> _Written problem_:
Beneath this sentence is a set of records; write each of them out exactly.

+++ Records for the task +++

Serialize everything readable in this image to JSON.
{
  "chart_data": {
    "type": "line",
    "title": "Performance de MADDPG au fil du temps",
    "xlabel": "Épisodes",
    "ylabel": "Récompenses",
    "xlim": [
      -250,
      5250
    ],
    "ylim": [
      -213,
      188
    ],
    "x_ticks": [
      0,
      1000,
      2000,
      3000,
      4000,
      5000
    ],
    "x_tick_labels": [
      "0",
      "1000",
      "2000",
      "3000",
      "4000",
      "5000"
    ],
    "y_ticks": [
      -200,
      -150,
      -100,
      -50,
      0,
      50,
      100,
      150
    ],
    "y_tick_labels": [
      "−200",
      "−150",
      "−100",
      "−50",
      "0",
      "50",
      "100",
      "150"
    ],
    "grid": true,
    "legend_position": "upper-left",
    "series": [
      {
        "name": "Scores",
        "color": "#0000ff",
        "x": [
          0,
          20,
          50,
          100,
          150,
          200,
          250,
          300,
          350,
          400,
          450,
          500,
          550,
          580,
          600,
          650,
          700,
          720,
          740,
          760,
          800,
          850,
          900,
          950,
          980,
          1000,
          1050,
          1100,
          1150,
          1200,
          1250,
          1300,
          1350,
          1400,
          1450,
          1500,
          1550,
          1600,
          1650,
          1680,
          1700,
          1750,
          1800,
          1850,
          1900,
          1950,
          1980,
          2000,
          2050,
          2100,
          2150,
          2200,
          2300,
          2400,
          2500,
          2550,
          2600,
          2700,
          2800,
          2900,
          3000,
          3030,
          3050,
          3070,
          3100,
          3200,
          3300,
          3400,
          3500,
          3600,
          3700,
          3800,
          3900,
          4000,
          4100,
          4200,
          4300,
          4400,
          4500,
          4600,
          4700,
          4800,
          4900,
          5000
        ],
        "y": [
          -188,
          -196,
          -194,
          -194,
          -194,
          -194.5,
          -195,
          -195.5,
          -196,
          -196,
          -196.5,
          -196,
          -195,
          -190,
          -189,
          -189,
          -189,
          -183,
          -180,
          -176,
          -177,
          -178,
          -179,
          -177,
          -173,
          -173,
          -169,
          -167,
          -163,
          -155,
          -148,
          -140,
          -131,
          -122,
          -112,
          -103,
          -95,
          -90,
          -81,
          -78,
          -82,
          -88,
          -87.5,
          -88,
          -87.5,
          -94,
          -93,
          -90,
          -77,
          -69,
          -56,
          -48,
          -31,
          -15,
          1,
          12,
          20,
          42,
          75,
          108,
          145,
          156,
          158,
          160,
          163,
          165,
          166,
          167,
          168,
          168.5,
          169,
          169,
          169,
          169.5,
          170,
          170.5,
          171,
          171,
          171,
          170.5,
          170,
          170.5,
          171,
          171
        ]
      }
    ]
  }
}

+++

> _Answer for this exercise_:
Serialize everything readable in this image to JSON.
{
  "chart_data": {
    "type": "line",
    "title": "Performance de MADDPG au fil du temps",
    "xlabel": "Épisodes",
    "ylabel": "Récompenses",
    "xlim": [
      -250,
      5250
    ],
    "ylim": [
      -213,
      188
    ],
    "x_ticks": [
      0,
      1000,
      2000,
      3000,
      4000,
      5000
    ],
    "x_tick_labels": [
      "0",
      "1000",
      "2000",
      "3000",
      "4000",
      "5000"
    ],
    "y_ticks": [
      -200,
      -150,
      -100,
      -50,
      0,
      50,
      100,
      150
    ],
    "y_tick_labels": [
      "−200",
      "−150",
      "−100",
      "−50",
      "0",
      "50",
      "100",
      "150"
    ],
    "grid": true,
    "legend_position": "upper-left",
    "series": [
      {
        "name": "Scores",
        "color": "#0000ff",
        "x": [
          0,
          20,
          50,
          100,
          150,
          200,
          250,
          300,
          350,
          400,
          450,
          500,
          550,
          580,
          600,
          650,
          700,
          720,
          740,
          760,
          800,
          850,
          900,
          950,
          980,
          1000,
          1050,
          1100,
          1150,
          1200,
          1250,
          1300,
          1350,
          1400,
          1450,
          1500,
          1550,
          1600,
          1650,
          1680,
          1700,
          1750,
          1800,
          1850,
          1900,
          1950,
          1980,
          2000,
          2050,
          2100,
          2150,
          2200,
          2300,
          2400,
          2500,
          2550,
          2600,
          2700,
          2800,
          2900,
          3000,
          3030,
          3050,
          3070,
          3100,
          3200,
          3300,
          3400,
          3500,
          3600,
          3700,
          3800,
          3900,
          4000,
          4100,
          4200,
          4300,
          4400,
          4500,
          4600,
          4700,
          4800,
          4900,
          5000
        ],
        "y": [
          -188,
          -196,
          -194,
          -194,
          -194,
          -194.5,
          -195,
          -195.5,
          -196,
          -196,
          -196.5,
          -196,
          -195,
          -190,
          -189,
          -189,
          -189,
          -183,
          -180,
          -176,
          -177,
          -178,
          -179,
          -177,
          -173,
          -173,
          -169,
          -167,
          -163,
          -155,
          -148,
          -140,
          -131,
          -122,
          -112,
          -103,
          -95,
          -90,
          -81,
          -78,
          -82,
          -88,
          -87.5,
          -88,
          -87.5,
          -94,
          -93,
          -90,
          -77,
          -69,
          -56,
          -48,
          -31,
          -15,
          1,
          12,
          20,
          42,
          75,
          108,
          145,
          156,
          158,
          160,
          163,
          165,
          166,
          167,
          168,
          168.5,
          169,
          169,
          169,
          169.5,
          170,
          170.5,
          171,
          171,
          171,
          170.5,
          170,
          170.5,
          171,
          171
        ]
      }
    ]
  }
}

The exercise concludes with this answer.